Copy all of the material exactly. Pictures are not to appear in the copy.

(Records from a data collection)
*-*-*

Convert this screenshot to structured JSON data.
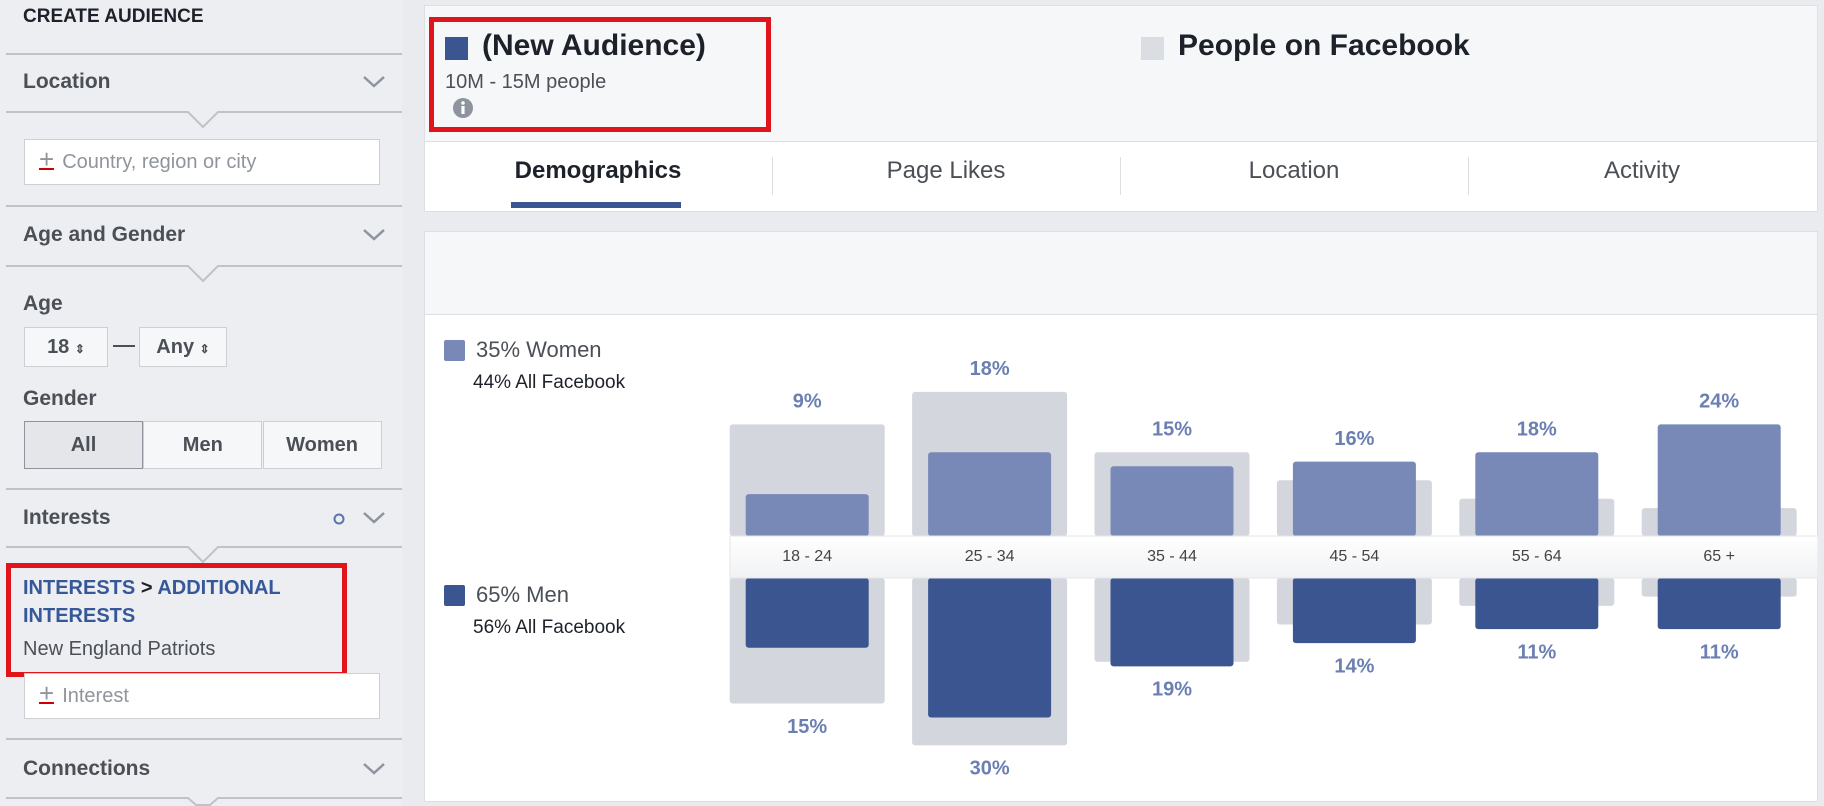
{
  "sidebar": {
    "title": "CREATE AUDIENCE",
    "location": {
      "label": "Location",
      "placeholder": "Country, region or city"
    },
    "age_gender": {
      "label": "Age and Gender",
      "age_label": "Age",
      "age_min": 18,
      "age_max": "Any",
      "gender_label": "Gender",
      "gender_options": [
        "All",
        "Men",
        "Women"
      ],
      "gender_selected": 0
    },
    "interests": {
      "label": "Interests",
      "path": [
        "INTERESTS",
        "ADDITIONAL INTERESTS"
      ],
      "separator": ">",
      "items": [
        "New England Patriots"
      ],
      "placeholder": "Interest"
    },
    "connections": {
      "label": "Connections"
    }
  },
  "header": {
    "audience": {
      "name": "(New Audience)",
      "size": "10M - 15M people",
      "color": "#3b5590"
    },
    "comparison": {
      "name": "People on Facebook",
      "color": "#dadde1"
    }
  },
  "tabs": {
    "items": [
      "Demographics",
      "Page Likes",
      "Location",
      "Activity"
    ],
    "active": 0
  },
  "chart_data": {
    "type": "bar",
    "categories": [
      "18 - 24",
      "25 - 34",
      "35 - 44",
      "45 - 54",
      "55 - 64",
      "65 +"
    ],
    "ylim": [
      0,
      40
    ],
    "series": [
      {
        "name": "35% Women",
        "color": "#7889b7",
        "direction": "up",
        "swatch": true,
        "values": [
          9,
          18,
          15,
          16,
          18,
          24
        ],
        "value_labels": [
          "9%",
          "18%",
          "15%",
          "16%",
          "18%",
          "24%"
        ]
      },
      {
        "name": "65% Men",
        "color": "#3b5590",
        "direction": "down",
        "swatch": true,
        "values": [
          15,
          30,
          19,
          14,
          11,
          11
        ],
        "value_labels": [
          "15%",
          "30%",
          "19%",
          "14%",
          "11%",
          "11%"
        ]
      },
      {
        "name": "44% All Facebook",
        "color": "#d3d6dc",
        "direction": "up",
        "swatch": false,
        "values": [
          24,
          31,
          18,
          12,
          8,
          6
        ]
      },
      {
        "name": "56% All Facebook",
        "color": "#d3d6dc",
        "direction": "down",
        "swatch": false,
        "values": [
          27,
          36,
          18,
          10,
          6,
          4
        ]
      }
    ]
  }
}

*-*-*

Reply to the exercise>
Convert this screenshot to structured JSON data.
{
  "sidebar": {
    "title": "CREATE AUDIENCE",
    "location": {
      "label": "Location",
      "placeholder": "Country, region or city"
    },
    "age_gender": {
      "label": "Age and Gender",
      "age_label": "Age",
      "age_min": 18,
      "age_max": "Any",
      "gender_label": "Gender",
      "gender_options": [
        "All",
        "Men",
        "Women"
      ],
      "gender_selected": 0
    },
    "interests": {
      "label": "Interests",
      "path": [
        "INTERESTS",
        "ADDITIONAL INTERESTS"
      ],
      "separator": ">",
      "items": [
        "New England Patriots"
      ],
      "placeholder": "Interest"
    },
    "connections": {
      "label": "Connections"
    }
  },
  "header": {
    "audience": {
      "name": "(New Audience)",
      "size": "10M - 15M people",
      "color": "#3b5590"
    },
    "comparison": {
      "name": "People on Facebook",
      "color": "#dadde1"
    }
  },
  "tabs": {
    "items": [
      "Demographics",
      "Page Likes",
      "Location",
      "Activity"
    ],
    "active": 0
  },
  "chart_data": {
    "type": "bar",
    "categories": [
      "18 - 24",
      "25 - 34",
      "35 - 44",
      "45 - 54",
      "55 - 64",
      "65 +"
    ],
    "ylim": [
      0,
      40
    ],
    "series": [
      {
        "name": "35% Women",
        "color": "#7889b7",
        "direction": "up",
        "swatch": true,
        "values": [
          9,
          18,
          15,
          16,
          18,
          24
        ],
        "value_labels": [
          "9%",
          "18%",
          "15%",
          "16%",
          "18%",
          "24%"
        ]
      },
      {
        "name": "65% Men",
        "color": "#3b5590",
        "direction": "down",
        "swatch": true,
        "values": [
          15,
          30,
          19,
          14,
          11,
          11
        ],
        "value_labels": [
          "15%",
          "30%",
          "19%",
          "14%",
          "11%",
          "11%"
        ]
      },
      {
        "name": "44% All Facebook",
        "color": "#d3d6dc",
        "direction": "up",
        "swatch": false,
        "values": [
          24,
          31,
          18,
          12,
          8,
          6
        ]
      },
      {
        "name": "56% All Facebook",
        "color": "#d3d6dc",
        "direction": "down",
        "swatch": false,
        "values": [
          27,
          36,
          18,
          10,
          6,
          4
        ]
      }
    ]
  }
}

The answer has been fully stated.